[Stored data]
^^^^^^^^
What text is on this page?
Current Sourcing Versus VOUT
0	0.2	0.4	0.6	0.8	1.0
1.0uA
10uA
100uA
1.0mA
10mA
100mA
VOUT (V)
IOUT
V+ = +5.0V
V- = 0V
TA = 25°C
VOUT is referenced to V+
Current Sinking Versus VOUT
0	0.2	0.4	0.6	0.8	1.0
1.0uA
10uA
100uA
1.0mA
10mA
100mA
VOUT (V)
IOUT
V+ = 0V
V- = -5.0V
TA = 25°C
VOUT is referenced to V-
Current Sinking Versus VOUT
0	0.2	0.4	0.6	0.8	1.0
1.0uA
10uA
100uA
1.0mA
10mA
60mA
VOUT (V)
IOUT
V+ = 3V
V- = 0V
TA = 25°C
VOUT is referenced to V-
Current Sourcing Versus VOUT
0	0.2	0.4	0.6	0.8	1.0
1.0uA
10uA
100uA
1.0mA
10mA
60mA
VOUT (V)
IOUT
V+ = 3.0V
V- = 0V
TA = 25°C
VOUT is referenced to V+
^^^^^^^^
### TASK TO COMPLETE
Extract the data in full. Keep it word for word.

### RESULT OF THIS TASK
What text is on this page?
Current Sourcing Versus VOUT
0	0.2	0.4	0.6	0.8	1.0
1.0uA
10uA
100uA
1.0mA
10mA
100mA
VOUT (V)
IOUT
V+ = +5.0V
V- = 0V
TA = 25°C
VOUT is referenced to V+
Current Sinking Versus VOUT
0	0.2	0.4	0.6	0.8	1.0
1.0uA
10uA
100uA
1.0mA
10mA
100mA
VOUT (V)
IOUT
V+ = 0V
V- = -5.0V
TA = 25°C
VOUT is referenced to V-
Current Sinking Versus VOUT
0	0.2	0.4	0.6	0.8	1.0
1.0uA
10uA
100uA
1.0mA
10mA
60mA
VOUT (V)
IOUT
V+ = 3V
V- = 0V
TA = 25°C
VOUT is referenced to V-
Current Sourcing Versus VOUT
0	0.2	0.4	0.6	0.8	1.0
1.0uA
10uA
100uA
1.0mA
10mA
60mA
VOUT (V)
IOUT
V+ = 3.0V
V- = 0V
TA = 25°C
VOUT is referenced to V+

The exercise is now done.